▶ [What to work on]:
Copy each line below in which the word "reporting" occurs.

▶ [Material shown]:

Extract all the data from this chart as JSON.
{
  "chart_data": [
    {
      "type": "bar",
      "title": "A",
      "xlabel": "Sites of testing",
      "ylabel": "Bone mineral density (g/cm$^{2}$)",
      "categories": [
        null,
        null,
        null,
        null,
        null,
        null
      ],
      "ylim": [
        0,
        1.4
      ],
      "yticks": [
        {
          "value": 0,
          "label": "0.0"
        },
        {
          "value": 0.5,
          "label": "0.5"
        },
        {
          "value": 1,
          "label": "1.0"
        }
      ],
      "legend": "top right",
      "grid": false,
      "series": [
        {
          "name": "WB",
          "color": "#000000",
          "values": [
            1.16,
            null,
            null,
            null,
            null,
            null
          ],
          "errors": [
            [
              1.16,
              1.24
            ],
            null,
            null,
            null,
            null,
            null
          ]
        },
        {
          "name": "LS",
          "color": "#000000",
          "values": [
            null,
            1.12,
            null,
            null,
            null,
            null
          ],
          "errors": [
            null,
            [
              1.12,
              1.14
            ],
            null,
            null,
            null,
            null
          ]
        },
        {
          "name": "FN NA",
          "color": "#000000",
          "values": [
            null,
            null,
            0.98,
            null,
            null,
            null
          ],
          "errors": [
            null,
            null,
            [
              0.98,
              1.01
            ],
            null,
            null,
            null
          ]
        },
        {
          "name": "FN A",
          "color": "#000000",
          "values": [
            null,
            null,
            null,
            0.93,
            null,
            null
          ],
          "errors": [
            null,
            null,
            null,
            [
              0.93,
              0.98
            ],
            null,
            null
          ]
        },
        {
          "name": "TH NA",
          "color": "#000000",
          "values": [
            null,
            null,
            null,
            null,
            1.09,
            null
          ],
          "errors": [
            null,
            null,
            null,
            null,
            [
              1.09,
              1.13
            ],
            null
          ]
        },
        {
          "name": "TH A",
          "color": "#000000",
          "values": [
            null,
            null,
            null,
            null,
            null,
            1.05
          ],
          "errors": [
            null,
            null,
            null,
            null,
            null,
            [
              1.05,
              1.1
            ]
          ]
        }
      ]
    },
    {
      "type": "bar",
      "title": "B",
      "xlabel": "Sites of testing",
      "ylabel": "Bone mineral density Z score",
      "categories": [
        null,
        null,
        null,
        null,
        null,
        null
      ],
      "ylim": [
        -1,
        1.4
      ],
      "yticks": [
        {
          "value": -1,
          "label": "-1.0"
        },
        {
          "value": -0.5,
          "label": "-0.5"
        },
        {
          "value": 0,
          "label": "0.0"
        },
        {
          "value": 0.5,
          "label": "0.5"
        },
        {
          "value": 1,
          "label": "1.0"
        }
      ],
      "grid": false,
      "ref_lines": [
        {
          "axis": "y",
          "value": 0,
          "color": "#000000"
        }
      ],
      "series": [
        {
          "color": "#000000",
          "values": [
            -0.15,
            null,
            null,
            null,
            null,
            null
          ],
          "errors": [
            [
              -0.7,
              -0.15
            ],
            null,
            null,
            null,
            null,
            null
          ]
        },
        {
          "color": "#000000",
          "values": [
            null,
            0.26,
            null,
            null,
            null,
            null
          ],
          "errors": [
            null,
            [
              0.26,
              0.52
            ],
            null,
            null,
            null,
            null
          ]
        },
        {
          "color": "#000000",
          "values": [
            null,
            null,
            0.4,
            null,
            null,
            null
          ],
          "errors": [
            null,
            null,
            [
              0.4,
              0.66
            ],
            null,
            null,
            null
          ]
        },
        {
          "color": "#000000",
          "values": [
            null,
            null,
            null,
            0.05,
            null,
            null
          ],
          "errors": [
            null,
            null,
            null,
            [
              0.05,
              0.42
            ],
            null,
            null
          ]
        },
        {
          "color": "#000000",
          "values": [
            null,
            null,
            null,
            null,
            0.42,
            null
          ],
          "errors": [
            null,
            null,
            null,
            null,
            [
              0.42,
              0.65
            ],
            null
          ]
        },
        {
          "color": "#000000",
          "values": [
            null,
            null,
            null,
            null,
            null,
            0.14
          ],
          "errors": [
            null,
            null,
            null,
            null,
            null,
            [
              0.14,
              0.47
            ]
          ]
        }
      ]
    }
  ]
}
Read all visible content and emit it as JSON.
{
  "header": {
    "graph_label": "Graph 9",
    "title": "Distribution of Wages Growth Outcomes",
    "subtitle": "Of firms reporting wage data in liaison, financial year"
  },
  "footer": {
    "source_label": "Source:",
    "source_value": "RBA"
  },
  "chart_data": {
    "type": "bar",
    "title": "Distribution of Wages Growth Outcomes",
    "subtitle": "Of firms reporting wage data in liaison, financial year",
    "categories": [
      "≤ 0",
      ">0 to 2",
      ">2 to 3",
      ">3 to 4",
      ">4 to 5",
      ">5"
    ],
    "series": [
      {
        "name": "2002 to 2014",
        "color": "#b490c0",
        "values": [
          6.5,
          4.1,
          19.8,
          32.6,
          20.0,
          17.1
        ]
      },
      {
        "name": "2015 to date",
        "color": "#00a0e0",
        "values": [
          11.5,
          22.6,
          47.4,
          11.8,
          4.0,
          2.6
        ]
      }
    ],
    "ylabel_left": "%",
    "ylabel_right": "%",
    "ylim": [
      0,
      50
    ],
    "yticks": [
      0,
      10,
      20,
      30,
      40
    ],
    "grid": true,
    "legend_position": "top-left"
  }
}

▶ [Written reply]:
    "subtitle": "Of firms reporting wage data in liaison, financial year"
    "subtitle": "Of firms reporting wage data in liaison, financial year",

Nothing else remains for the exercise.